▶ WHAT YOU SHOULD DO: Find the string "Atualização" in the listing and report every line that has it.

(Extracted data entries)
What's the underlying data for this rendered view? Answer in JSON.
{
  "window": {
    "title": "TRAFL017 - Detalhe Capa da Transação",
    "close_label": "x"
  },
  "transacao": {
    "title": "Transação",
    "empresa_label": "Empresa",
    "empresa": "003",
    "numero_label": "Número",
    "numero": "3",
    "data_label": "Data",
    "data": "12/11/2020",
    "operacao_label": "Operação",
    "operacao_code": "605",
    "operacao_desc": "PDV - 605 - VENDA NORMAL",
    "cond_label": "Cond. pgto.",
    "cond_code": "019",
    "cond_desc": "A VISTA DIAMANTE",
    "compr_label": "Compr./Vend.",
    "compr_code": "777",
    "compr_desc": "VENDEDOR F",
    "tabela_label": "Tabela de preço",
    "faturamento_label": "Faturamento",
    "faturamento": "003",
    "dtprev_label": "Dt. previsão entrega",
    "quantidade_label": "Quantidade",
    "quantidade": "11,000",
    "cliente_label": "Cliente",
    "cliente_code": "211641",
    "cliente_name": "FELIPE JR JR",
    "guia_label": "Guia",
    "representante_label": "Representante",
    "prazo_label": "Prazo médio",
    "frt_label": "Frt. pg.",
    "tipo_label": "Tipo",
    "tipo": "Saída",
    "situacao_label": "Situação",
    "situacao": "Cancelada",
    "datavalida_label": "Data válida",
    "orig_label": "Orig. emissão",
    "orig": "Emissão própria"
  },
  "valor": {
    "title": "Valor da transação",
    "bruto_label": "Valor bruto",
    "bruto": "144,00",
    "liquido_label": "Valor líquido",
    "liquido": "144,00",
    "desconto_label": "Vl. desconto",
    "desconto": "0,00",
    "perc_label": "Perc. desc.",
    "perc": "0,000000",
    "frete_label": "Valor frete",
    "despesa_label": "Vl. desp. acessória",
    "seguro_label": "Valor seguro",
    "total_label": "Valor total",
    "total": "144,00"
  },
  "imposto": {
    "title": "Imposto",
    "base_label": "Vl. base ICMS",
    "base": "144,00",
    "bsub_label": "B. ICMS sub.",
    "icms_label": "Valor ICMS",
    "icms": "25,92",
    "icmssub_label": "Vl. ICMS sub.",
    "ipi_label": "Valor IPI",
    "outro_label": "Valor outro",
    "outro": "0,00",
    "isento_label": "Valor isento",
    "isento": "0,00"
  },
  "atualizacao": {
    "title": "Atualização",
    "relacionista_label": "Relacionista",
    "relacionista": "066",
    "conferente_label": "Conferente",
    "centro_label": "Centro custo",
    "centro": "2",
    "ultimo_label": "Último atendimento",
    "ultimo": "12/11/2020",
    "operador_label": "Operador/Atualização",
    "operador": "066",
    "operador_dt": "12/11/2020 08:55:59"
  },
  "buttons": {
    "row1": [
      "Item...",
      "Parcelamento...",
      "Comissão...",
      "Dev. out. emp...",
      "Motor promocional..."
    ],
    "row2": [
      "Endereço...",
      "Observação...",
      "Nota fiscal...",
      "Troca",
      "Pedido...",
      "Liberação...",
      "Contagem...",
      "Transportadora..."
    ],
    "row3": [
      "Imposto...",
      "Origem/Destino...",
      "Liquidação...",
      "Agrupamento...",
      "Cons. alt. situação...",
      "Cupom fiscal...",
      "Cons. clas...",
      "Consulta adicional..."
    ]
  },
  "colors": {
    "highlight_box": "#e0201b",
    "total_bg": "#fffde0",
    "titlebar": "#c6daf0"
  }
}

▶ FINISHED TASK:
    "title": "Atualização",
    "operador_label": "Operador/Atualização",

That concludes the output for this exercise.